* _Objective_
Take every line where the string "four" appears and copy it.

Source data:
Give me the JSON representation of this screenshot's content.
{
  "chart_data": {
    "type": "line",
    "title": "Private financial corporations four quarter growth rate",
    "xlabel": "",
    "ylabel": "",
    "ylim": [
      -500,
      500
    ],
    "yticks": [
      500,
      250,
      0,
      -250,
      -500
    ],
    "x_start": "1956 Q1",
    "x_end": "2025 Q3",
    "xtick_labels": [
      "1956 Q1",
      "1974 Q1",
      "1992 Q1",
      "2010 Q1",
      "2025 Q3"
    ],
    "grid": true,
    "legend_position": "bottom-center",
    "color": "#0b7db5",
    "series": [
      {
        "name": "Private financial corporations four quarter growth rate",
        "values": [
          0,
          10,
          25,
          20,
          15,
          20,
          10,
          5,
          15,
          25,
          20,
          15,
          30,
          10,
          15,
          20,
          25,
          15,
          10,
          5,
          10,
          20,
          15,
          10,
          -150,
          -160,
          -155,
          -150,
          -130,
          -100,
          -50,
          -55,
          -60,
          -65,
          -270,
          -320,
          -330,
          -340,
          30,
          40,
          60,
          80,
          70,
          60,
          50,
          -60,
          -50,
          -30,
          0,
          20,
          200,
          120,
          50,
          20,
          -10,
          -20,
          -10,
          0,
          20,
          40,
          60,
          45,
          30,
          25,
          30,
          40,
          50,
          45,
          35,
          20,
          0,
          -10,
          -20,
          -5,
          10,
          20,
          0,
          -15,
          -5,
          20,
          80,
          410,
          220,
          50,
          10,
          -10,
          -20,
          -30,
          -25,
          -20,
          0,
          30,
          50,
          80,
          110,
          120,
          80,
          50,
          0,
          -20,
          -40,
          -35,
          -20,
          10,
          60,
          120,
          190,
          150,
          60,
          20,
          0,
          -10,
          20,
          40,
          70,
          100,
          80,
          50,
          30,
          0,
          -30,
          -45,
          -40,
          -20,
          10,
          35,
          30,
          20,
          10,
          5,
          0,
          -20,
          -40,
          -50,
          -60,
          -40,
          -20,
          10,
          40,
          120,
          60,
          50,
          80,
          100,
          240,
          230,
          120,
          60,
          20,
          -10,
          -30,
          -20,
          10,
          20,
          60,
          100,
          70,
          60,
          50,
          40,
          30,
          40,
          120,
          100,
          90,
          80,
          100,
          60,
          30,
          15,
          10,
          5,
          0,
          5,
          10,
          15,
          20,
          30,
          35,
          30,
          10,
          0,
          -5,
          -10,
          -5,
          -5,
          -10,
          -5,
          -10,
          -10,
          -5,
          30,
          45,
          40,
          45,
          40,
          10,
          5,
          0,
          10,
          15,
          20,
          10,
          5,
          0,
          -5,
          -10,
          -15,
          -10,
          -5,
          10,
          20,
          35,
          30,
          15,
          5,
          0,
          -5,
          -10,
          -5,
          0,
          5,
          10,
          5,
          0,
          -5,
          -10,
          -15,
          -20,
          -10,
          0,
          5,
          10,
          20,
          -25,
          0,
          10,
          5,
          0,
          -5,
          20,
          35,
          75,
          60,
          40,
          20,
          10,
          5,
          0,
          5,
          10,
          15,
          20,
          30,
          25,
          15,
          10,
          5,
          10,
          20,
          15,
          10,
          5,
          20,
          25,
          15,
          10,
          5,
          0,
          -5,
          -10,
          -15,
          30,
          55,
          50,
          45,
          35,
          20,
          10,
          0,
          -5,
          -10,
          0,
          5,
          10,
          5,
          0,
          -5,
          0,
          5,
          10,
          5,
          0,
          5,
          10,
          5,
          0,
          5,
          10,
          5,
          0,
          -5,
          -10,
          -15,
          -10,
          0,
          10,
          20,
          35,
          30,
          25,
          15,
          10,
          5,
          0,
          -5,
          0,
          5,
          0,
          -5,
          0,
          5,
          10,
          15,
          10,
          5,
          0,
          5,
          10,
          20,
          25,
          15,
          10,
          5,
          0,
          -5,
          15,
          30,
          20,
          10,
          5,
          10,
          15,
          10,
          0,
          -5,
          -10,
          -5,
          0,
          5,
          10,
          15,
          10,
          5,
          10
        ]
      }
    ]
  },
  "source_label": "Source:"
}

==

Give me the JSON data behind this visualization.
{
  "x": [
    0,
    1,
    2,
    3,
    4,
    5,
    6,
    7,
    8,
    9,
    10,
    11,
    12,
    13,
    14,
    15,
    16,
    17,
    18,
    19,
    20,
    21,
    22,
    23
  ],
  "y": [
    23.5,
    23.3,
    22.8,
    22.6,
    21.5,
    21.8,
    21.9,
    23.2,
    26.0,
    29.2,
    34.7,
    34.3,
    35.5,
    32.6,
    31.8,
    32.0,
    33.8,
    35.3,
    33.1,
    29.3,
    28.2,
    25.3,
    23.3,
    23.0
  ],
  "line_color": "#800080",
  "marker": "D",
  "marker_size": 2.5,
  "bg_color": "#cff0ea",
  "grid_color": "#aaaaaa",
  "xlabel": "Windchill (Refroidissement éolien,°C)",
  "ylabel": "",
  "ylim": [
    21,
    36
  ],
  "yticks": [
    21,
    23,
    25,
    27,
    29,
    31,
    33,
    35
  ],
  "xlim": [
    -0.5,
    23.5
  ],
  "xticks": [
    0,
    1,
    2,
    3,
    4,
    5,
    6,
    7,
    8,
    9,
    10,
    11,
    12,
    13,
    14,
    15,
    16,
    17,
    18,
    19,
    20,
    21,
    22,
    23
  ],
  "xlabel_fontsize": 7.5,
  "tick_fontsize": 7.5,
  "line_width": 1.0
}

--

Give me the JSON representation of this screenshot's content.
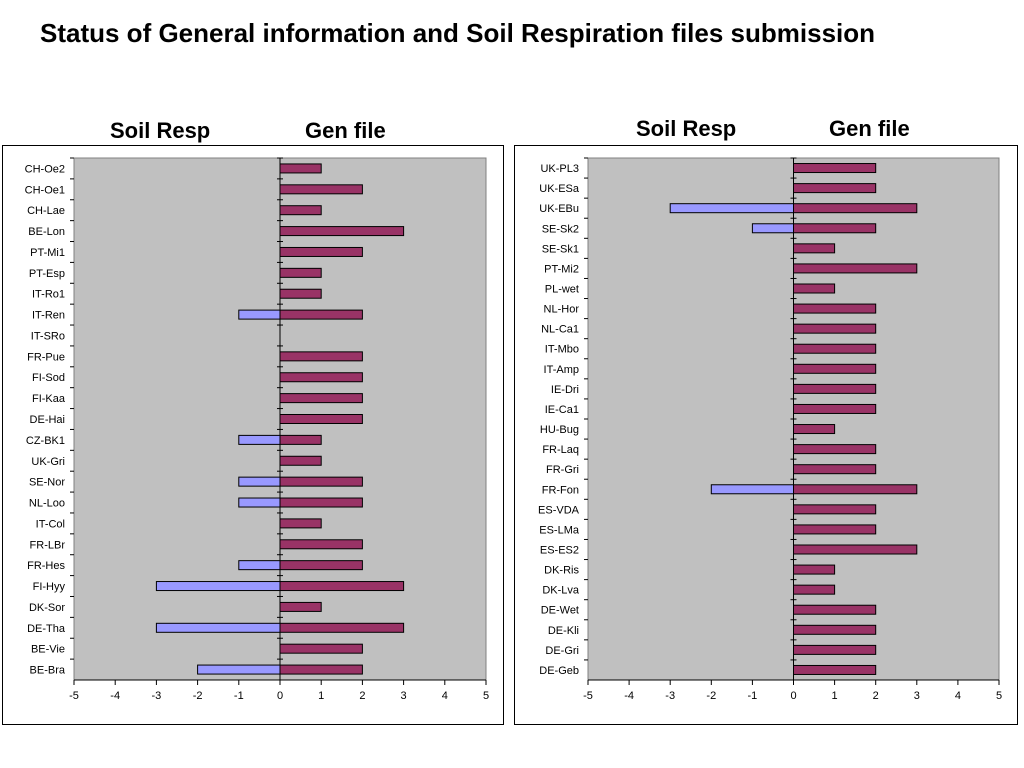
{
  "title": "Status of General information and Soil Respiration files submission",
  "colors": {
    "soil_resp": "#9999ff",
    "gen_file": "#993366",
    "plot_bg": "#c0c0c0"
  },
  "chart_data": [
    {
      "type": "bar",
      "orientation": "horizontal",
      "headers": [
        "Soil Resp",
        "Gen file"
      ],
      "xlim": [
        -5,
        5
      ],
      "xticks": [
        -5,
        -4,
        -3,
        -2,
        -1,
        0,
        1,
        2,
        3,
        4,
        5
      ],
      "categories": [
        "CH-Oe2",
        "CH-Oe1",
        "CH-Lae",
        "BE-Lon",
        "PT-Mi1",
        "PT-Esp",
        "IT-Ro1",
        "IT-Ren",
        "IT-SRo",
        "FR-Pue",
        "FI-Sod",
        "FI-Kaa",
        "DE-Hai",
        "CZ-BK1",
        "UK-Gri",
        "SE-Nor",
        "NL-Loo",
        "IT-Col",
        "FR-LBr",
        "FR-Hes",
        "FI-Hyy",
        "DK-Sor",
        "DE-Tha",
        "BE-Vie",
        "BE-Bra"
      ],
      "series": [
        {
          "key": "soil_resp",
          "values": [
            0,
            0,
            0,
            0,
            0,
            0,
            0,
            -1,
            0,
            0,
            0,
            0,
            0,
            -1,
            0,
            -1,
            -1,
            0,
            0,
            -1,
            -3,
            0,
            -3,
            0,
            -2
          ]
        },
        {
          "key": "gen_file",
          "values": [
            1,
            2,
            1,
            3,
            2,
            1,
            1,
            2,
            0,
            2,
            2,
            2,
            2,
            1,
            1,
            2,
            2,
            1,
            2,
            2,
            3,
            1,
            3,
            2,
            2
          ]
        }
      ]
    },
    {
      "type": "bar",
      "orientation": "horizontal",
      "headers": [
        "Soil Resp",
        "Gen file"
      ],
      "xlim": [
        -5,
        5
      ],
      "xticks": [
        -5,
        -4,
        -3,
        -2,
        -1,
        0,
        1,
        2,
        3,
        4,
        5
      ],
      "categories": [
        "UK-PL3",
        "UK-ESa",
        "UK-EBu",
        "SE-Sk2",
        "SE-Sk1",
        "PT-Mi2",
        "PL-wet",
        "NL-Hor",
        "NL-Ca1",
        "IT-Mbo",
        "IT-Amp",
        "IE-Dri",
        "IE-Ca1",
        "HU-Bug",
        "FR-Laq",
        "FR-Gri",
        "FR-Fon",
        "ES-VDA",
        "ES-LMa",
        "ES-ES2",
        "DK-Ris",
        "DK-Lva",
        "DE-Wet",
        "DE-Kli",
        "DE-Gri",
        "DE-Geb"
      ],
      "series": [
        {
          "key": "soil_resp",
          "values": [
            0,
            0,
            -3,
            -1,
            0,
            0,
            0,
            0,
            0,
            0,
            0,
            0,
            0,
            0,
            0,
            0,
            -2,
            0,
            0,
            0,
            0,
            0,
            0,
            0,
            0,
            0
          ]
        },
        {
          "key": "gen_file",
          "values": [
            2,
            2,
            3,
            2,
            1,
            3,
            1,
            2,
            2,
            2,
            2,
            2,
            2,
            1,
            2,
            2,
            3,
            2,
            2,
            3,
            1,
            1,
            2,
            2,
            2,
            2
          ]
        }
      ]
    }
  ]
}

* _Final result_
    "title": "Private financial corporations four quarter growth rate",
        "name": "Private financial corporations four quarter growth rate",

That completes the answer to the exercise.